------ RECORDS PROVIDED ------

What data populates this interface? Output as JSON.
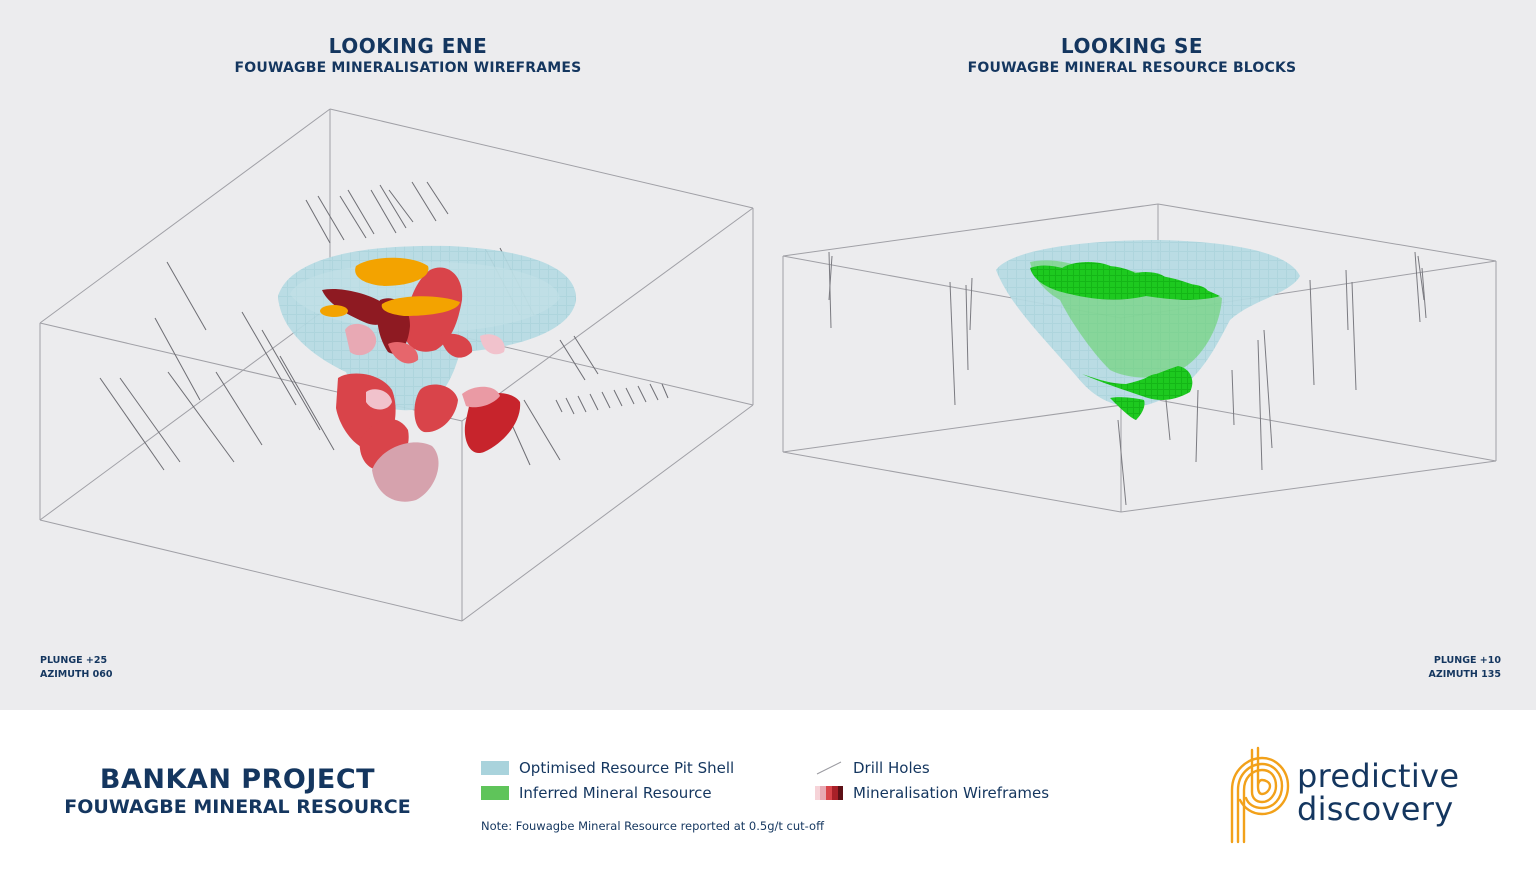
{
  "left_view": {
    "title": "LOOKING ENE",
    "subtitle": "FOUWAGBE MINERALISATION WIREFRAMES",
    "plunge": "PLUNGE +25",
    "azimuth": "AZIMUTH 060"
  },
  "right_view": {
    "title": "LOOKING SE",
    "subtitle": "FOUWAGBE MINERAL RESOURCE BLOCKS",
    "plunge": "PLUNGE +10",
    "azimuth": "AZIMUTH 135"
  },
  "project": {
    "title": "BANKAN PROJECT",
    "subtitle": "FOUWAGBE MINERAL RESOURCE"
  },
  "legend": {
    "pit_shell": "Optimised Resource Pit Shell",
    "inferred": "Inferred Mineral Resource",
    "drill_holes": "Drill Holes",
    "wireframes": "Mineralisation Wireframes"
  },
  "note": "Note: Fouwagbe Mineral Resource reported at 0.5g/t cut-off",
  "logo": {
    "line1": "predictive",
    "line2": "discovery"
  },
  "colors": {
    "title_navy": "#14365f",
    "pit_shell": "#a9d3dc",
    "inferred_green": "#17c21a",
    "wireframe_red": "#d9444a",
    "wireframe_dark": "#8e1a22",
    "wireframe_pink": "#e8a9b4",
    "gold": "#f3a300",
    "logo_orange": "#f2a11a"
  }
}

------

[SET EXERCISE]:
Excluding the pictures, restate the records above word for word.

[SOLUTION FOR THIS EXERCISE]:
What data populates this interface? Output as JSON.
{
  "left_view": {
    "title": "LOOKING ENE",
    "subtitle": "FOUWAGBE MINERALISATION WIREFRAMES",
    "plunge": "PLUNGE +25",
    "azimuth": "AZIMUTH 060"
  },
  "right_view": {
    "title": "LOOKING SE",
    "subtitle": "FOUWAGBE MINERAL RESOURCE BLOCKS",
    "plunge": "PLUNGE +10",
    "azimuth": "AZIMUTH 135"
  },
  "project": {
    "title": "BANKAN PROJECT",
    "subtitle": "FOUWAGBE MINERAL RESOURCE"
  },
  "legend": {
    "pit_shell": "Optimised Resource Pit Shell",
    "inferred": "Inferred Mineral Resource",
    "drill_holes": "Drill Holes",
    "wireframes": "Mineralisation Wireframes"
  },
  "note": "Note: Fouwagbe Mineral Resource reported at 0.5g/t cut-off",
  "logo": {
    "line1": "predictive",
    "line2": "discovery"
  },
  "colors": {
    "title_navy": "#14365f",
    "pit_shell": "#a9d3dc",
    "inferred_green": "#17c21a",
    "wireframe_red": "#d9444a",
    "wireframe_dark": "#8e1a22",
    "wireframe_pink": "#e8a9b4",
    "gold": "#f3a300",
    "logo_orange": "#f2a11a"
  }
}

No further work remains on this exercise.